BEGIN Supplied entries

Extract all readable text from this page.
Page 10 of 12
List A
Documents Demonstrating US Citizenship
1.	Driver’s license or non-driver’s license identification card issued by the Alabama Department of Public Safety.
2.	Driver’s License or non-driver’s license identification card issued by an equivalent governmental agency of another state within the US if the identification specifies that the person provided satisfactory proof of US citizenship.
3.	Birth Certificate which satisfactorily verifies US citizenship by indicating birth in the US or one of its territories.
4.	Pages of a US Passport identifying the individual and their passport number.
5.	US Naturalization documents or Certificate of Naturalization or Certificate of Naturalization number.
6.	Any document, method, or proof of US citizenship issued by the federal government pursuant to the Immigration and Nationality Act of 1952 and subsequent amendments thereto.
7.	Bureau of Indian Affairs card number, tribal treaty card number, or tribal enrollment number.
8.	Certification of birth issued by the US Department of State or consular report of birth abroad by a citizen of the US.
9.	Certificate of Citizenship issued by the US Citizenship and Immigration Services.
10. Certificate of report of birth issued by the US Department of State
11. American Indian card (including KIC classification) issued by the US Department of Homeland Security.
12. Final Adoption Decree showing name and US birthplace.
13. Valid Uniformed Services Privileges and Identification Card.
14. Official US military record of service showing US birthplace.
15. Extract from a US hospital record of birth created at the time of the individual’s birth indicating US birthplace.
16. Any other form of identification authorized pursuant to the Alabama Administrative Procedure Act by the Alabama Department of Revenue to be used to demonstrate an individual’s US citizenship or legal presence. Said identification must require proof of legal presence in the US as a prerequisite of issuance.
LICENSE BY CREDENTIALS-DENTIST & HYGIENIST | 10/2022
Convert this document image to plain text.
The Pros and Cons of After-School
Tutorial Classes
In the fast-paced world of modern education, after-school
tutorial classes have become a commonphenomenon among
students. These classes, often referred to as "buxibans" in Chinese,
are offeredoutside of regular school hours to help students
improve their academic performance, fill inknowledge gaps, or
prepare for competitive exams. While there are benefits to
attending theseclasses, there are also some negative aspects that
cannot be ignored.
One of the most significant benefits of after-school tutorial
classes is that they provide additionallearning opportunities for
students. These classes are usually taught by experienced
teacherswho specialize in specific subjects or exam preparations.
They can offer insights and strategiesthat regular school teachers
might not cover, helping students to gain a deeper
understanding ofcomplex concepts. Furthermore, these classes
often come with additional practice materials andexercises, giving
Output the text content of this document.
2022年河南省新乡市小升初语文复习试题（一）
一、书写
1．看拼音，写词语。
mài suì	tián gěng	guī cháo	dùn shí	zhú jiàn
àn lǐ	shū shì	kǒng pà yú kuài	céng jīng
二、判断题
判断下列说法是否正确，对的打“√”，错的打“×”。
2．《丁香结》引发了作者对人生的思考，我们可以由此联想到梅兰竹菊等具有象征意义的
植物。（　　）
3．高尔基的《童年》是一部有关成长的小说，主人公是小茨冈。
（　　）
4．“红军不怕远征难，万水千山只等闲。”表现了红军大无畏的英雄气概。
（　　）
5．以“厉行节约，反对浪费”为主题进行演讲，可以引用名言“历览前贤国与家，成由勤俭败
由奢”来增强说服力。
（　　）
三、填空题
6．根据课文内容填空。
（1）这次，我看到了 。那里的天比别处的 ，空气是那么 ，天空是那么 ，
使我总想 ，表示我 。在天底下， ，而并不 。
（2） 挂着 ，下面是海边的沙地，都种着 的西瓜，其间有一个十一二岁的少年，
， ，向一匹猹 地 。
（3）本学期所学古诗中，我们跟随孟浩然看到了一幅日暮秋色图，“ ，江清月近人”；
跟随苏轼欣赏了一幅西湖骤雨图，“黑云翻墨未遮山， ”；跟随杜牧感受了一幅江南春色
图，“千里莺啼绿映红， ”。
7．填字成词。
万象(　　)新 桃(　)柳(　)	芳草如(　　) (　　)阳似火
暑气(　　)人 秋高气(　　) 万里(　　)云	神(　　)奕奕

END Supplied entries

- Your goal -
Identify the lines above that contain the word "showing", then copy them.

- Exercise solution -
12. Final Adoption Decree showing name and US birthplace.
14. Official US military record of service showing US birthplace.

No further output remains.